>> Start

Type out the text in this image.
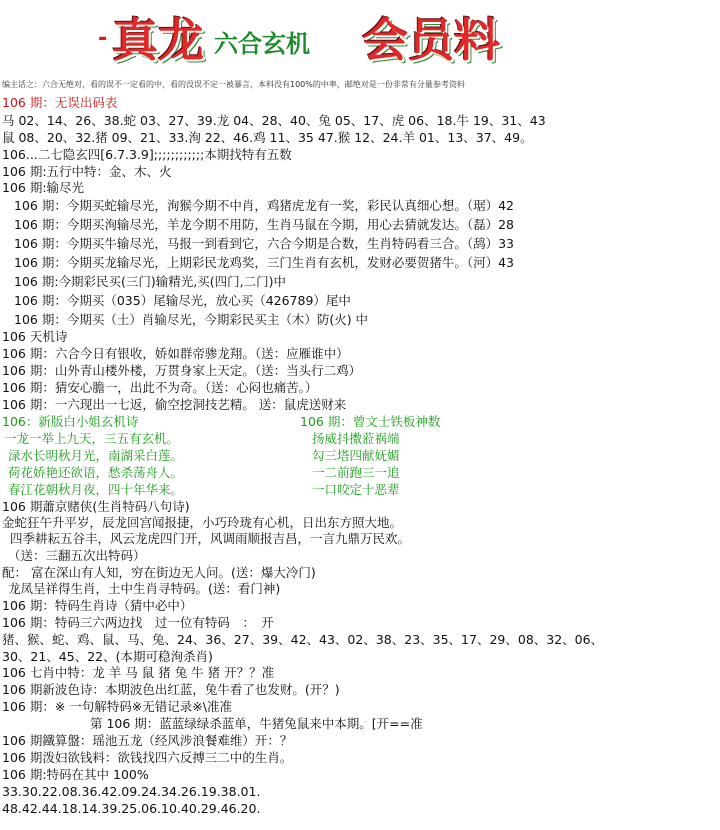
- 真龙 六合玄机 会员料
编主话之：六合无绝对，看的误不一定看的中，看的没误不定一被暴言，本料没有100%的中率，邮绝对是一份非常有分量参考资料
106 期：无误出码表
马 02、14、26、38.蛇 03、27、39.龙 04、28、40、兔 05、17、虎 06、18.牛 19、31、43
鼠 08、20、32.猪 09、21、33.洵 22、46.鸡 11、35 47.猴 12、24.羊 01、13、37、49。
106...二七隐玄四[6.7.3.9];;;;;;;;;;;;本期找特有五数
106 期:五行中特：金、木、火
106 期:输尽光
106 期：今期买蛇输尽光，洵猴今期不中肖，鸡猪虎龙有一奖，彩民认真细心想。（琚）42
106 期：今期买洵输尽光，羊龙今期不用防，生肖马鼠在今期，用心去猜就发达。（磊）28
106 期：今期买牛输尽光，马报一到看到它，六合今期是合数，生肖特码看三合。（鸹）33
106 期：今期买龙输尽光，上期彩民龙鸡奖，三门生肖有玄机，发财必要贺猪牛。（河）43
106 期:今期彩民买(三门)输精光,买(四门,二门)中
106 期：今期买（035）尾输尽光，放心买（426789）尾中
106 期：今期买（土）肖输尽光，今期彩民买主（木）防(火) 中
106 天机诗
106 期：六合今日有银收，娇如群帝骖龙翔。（送：应雁谁中）
106 期：山外青山楼外楼，万贯身家上天定。（送：当头行二鸡）
106 期：猜安心膽一，出此不为奇。（送：心闷也痛苦。）
106 期：一六现出一七返，偷空挖洞技艺精。 送：鼠虎送财来
106：新版白小姐玄机诗	106 期：曾文士铁板神数
一龙一举上九天，三五有玄机。	扬威抖擞蒞祸端
渌水长明秋月光，南湖采白莲。	勾三塔四献妩媚
荷花娇艳还欲语，愁杀荡舟人。	一二前跑三一追
春江花朝秋月夜，四十年华来。	一口咬定十恶辈
106 期蕭京赌侠(生肖特码八句诗)
金蛇狂午升平岁，辰龙回宫闻报捷，小巧玲珑有心机，日出东方照大地。
四季耕耘五谷丰，风云龙虎四门开，风调雨顺报吉昌，一言九鼎万民欢。
（送：三翻五次出特码）
配： 富在深山有人知，穷在街边无人问。(送：爆大冷门)
龙凤呈祥得生肖，土中生肖寻特码。(送：看门神)
106 期：特码生肖诗（猜中必中）
106 期：特码三六两边找　过一位有特码　：　开
猪、猴、蛇、鸡、鼠、马、兔、24、36、27、39、42、43、02、38、23、35、17、29、08、32、06、
30、21、45、22、(本期可稳洵杀肖)
106 七肖中特：龙 羊 马 鼠 猪 兔 牛 猪 开？？准
106 期新波色诗：本期波色出红蓝，兔牛看了也发财。(开？)
106 期：※ 一句解特码※无错记录※\准准
第 106 期：蓝蓝绿绿杀蓝单，牛猪兔鼠来中本期。[开==准
106 期鐵算盤：瑶池五龙（经风涉浪餐难维）开：？
106 期泼妇欲钱料：欲钱找四六反搏三二中的生肖。
106 期:特码在其中 100%
33.30.22.08.36.42.09.24.34.26.19.38.01.
48.42.44.18.14.39.25.06.10.40.29.46.20.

>> End

### PROBLEM TO SOLVE
Above are records with pictures; repeat the records exactly and leave the pictures out.

### EXPECTED OUTPUT
Type out the text in this image.
- 真龙 六合玄机 会员料
编主话之：六合无绝对，看的误不一定看的中，看的没误不定一被暴言，本料没有100%的中率，邮绝对是一份非常有分量参考资料
106 期：无误出码表
马 02、14、26、38.蛇 03、27、39.龙 04、28、40、兔 05、17、虎 06、18.牛 19、31、43
鼠 08、20、32.猪 09、21、33.洵 22、46.鸡 11、35 47.猴 12、24.羊 01、13、37、49。
106...二七隐玄四[6.7.3.9];;;;;;;;;;;;本期找特有五数
106 期:五行中特：金、木、火
106 期:输尽光
106 期：今期买蛇输尽光，洵猴今期不中肖，鸡猪虎龙有一奖，彩民认真细心想。（琚）42
106 期：今期买洵输尽光，羊龙今期不用防，生肖马鼠在今期，用心去猜就发达。（磊）28
106 期：今期买牛输尽光，马报一到看到它，六合今期是合数，生肖特码看三合。（鸹）33
106 期：今期买龙输尽光，上期彩民龙鸡奖，三门生肖有玄机，发财必要贺猪牛。（河）43
106 期:今期彩民买(三门)输精光,买(四门,二门)中
106 期：今期买（035）尾输尽光，放心买（426789）尾中
106 期：今期买（土）肖输尽光，今期彩民买主（木）防(火) 中
106 天机诗
106 期：六合今日有银收，娇如群帝骖龙翔。（送：应雁谁中）
106 期：山外青山楼外楼，万贯身家上天定。（送：当头行二鸡）
106 期：猜安心膽一，出此不为奇。（送：心闷也痛苦。）
106 期：一六现出一七返，偷空挖洞技艺精。 送：鼠虎送财来
106：新版白小姐玄机诗	106 期：曾文士铁板神数
一龙一举上九天，三五有玄机。	扬威抖擞蒞祸端
渌水长明秋月光，南湖采白莲。	勾三塔四献妩媚
荷花娇艳还欲语，愁杀荡舟人。	一二前跑三一追
春江花朝秋月夜，四十年华来。	一口咬定十恶辈
106 期蕭京赌侠(生肖特码八句诗)
金蛇狂午升平岁，辰龙回宫闻报捷，小巧玲珑有心机，日出东方照大地。
四季耕耘五谷丰，风云龙虎四门开，风调雨顺报吉昌，一言九鼎万民欢。
（送：三翻五次出特码）
配： 富在深山有人知，穷在街边无人问。(送：爆大冷门)
龙凤呈祥得生肖，土中生肖寻特码。(送：看门神)
106 期：特码生肖诗（猜中必中）
106 期：特码三六两边找　过一位有特码　：　开
猪、猴、蛇、鸡、鼠、马、兔、24、36、27、39、42、43、02、38、23、35、17、29、08、32、06、
30、21、45、22、(本期可稳洵杀肖)
106 七肖中特：龙 羊 马 鼠 猪 兔 牛 猪 开？？准
106 期新波色诗：本期波色出红蓝，兔牛看了也发财。(开？)
106 期：※ 一句解特码※无错记录※\准准
第 106 期：蓝蓝绿绿杀蓝单，牛猪兔鼠来中本期。[开==准
106 期鐵算盤：瑶池五龙（经风涉浪餐难维）开：？
106 期泼妇欲钱料：欲钱找四六反搏三二中的生肖。
106 期:特码在其中 100%
33.30.22.08.36.42.09.24.34.26.19.38.01.
48.42.44.18.14.39.25.06.10.40.29.46.20.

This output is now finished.